Look through the material below. Copy each line that contains the string "this".

··· Data extract

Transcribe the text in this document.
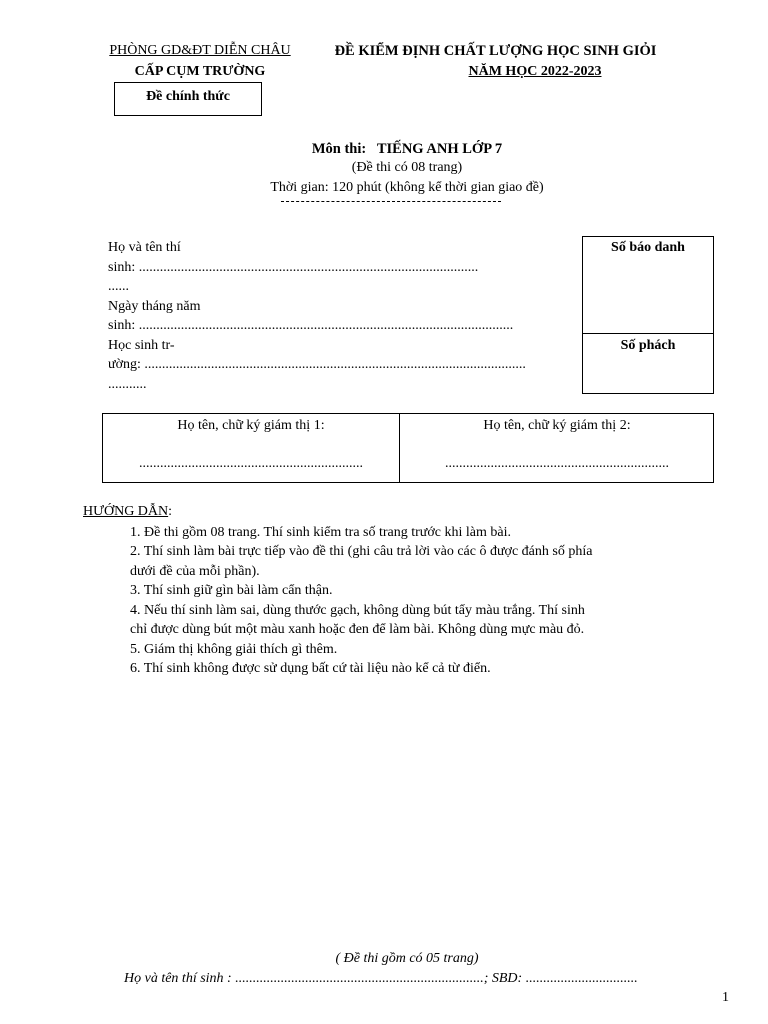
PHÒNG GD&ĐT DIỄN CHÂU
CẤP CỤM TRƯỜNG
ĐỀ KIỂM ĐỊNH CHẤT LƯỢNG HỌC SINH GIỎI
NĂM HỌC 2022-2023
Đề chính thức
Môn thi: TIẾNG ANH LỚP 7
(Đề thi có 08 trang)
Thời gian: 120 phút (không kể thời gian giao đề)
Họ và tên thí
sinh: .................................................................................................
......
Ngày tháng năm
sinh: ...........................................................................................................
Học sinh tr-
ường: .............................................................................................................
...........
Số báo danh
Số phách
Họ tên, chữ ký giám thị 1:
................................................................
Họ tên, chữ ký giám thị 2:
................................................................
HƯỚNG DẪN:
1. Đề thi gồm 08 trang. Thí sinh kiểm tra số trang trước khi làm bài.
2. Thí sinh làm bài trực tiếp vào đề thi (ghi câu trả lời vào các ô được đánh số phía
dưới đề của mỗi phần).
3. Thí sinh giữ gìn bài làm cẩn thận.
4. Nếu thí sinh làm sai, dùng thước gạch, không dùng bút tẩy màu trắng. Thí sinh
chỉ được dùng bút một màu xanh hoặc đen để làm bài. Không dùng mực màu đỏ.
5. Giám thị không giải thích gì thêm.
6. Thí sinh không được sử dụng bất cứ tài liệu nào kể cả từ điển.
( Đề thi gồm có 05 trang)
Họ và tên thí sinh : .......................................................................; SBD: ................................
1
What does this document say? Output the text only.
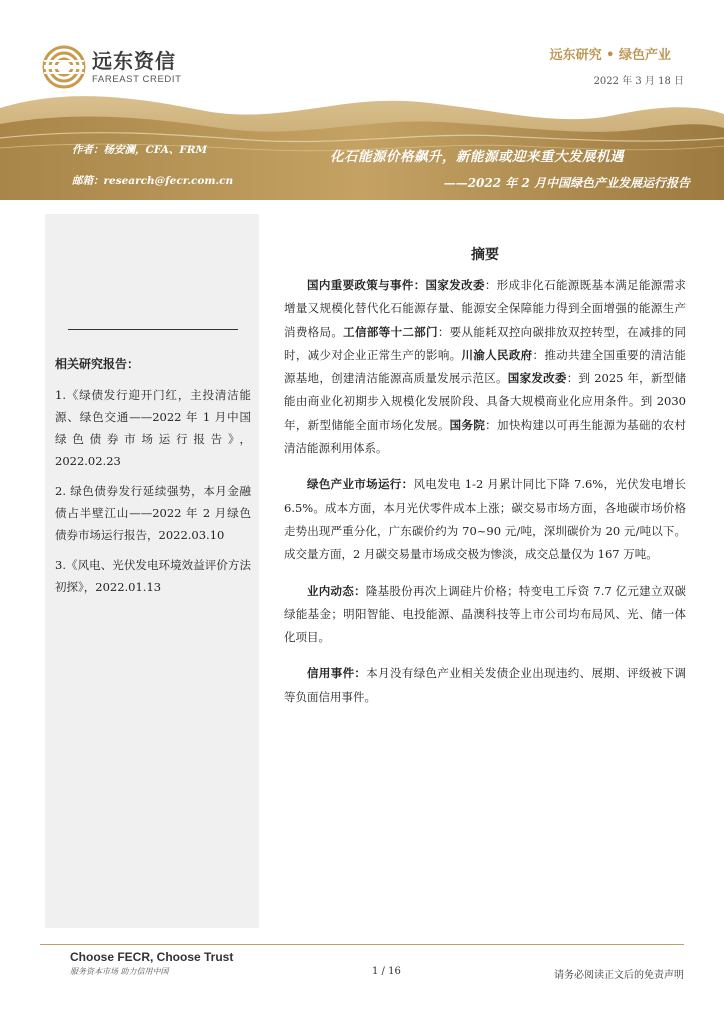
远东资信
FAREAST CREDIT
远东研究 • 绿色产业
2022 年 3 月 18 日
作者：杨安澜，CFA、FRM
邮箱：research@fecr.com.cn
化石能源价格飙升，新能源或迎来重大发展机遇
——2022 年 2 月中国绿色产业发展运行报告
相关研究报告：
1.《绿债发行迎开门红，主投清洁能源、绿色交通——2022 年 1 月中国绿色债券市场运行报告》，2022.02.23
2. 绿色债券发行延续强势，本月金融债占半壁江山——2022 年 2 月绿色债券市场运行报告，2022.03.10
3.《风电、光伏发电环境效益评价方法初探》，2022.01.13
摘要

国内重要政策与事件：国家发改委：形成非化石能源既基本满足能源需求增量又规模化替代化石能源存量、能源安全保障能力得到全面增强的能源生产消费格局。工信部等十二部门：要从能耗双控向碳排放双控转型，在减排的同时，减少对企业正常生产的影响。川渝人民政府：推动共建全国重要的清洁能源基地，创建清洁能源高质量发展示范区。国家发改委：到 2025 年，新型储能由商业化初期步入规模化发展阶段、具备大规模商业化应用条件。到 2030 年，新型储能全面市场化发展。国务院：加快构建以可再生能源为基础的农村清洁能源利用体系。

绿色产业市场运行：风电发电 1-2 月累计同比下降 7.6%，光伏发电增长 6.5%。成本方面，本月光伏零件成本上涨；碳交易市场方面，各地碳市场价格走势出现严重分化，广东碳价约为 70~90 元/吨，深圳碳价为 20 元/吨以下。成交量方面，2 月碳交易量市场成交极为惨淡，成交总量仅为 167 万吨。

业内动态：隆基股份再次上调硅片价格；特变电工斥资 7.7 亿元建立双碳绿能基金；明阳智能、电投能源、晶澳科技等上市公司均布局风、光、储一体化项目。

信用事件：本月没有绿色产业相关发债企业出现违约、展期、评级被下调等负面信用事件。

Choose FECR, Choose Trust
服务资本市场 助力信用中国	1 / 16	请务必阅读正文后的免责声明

······

■ Response ■
Transcribe the text in this document.
What does this document say? Output the text only.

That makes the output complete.